[Data entries]
-- START --

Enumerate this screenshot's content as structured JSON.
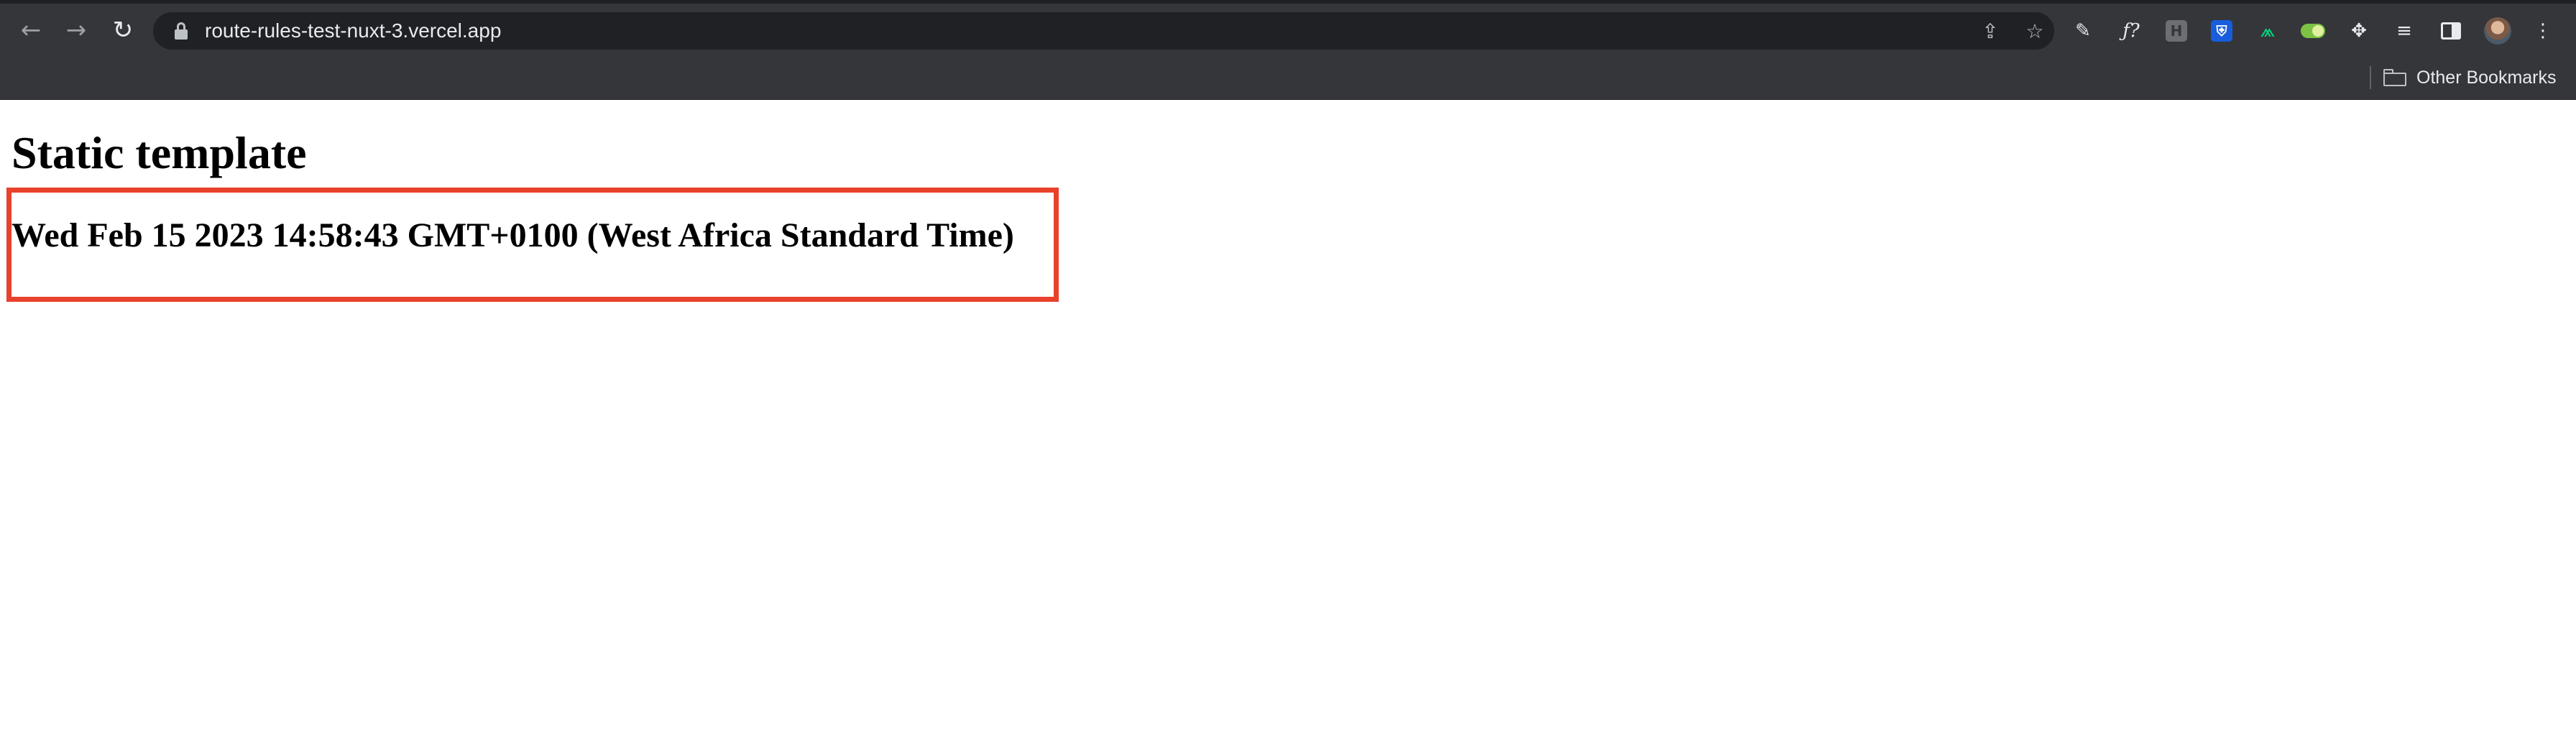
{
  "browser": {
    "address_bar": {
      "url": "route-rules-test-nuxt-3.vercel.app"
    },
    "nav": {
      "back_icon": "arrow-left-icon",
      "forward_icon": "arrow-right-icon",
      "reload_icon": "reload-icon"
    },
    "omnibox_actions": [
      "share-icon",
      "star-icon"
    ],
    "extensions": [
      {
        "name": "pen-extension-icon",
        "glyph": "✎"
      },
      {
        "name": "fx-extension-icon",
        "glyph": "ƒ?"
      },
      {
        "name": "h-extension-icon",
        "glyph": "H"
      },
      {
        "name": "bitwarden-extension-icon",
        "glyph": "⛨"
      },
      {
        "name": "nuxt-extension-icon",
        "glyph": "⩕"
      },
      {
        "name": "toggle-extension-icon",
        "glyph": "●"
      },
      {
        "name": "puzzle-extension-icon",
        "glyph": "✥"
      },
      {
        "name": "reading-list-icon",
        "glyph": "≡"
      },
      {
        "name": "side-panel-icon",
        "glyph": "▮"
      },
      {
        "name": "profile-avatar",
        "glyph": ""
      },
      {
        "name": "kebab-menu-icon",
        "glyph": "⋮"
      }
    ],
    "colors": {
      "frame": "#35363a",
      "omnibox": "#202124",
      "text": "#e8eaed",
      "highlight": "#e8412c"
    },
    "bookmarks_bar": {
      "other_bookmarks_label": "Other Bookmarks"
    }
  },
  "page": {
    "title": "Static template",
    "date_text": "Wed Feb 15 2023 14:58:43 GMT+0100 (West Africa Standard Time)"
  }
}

-- END --
-- START --

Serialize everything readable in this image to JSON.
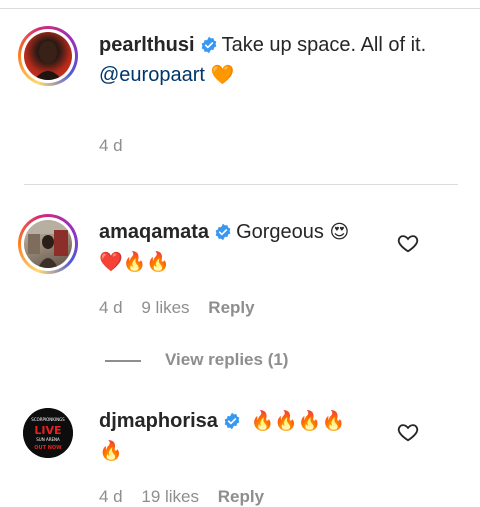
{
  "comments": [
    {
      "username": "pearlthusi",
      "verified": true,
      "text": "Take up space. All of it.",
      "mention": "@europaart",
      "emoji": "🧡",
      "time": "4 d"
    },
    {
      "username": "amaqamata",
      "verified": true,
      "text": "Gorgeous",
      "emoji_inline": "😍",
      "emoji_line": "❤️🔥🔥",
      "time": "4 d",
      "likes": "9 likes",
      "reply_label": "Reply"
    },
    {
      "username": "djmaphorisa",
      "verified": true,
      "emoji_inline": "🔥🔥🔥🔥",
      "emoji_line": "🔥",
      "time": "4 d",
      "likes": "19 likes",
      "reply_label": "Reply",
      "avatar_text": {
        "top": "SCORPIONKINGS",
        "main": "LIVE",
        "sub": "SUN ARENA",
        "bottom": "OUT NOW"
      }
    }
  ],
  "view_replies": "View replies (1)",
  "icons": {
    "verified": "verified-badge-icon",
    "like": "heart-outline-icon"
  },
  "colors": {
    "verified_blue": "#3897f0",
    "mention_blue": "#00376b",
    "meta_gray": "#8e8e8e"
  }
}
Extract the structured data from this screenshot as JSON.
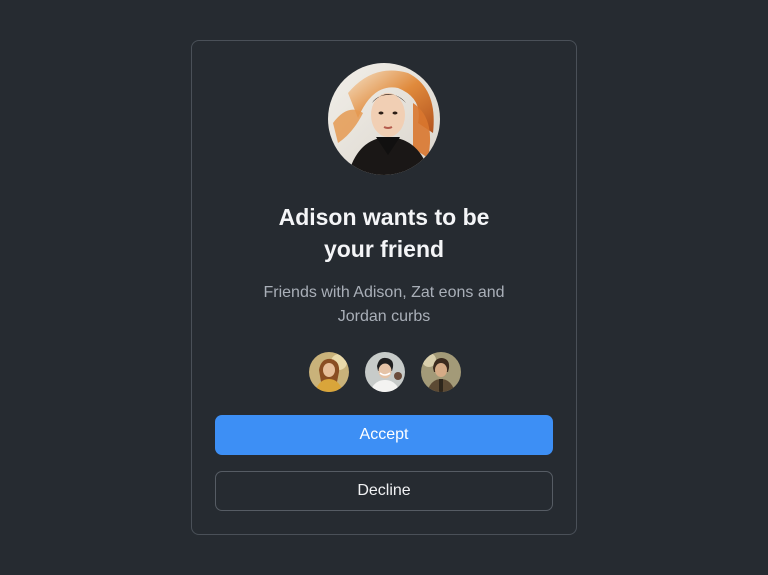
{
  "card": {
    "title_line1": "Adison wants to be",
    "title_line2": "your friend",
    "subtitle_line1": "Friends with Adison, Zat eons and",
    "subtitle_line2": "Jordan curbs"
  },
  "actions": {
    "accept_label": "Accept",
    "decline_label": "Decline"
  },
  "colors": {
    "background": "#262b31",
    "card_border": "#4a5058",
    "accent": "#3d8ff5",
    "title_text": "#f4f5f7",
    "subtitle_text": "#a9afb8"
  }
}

-- END --

** Aim **
Show, from the material above, each line that includes the string "nuxt".

** Solution for this exercise **
      "url": "route-rules-test-nuxt-3.vercel.app"
        "name": "nuxt-extension-icon",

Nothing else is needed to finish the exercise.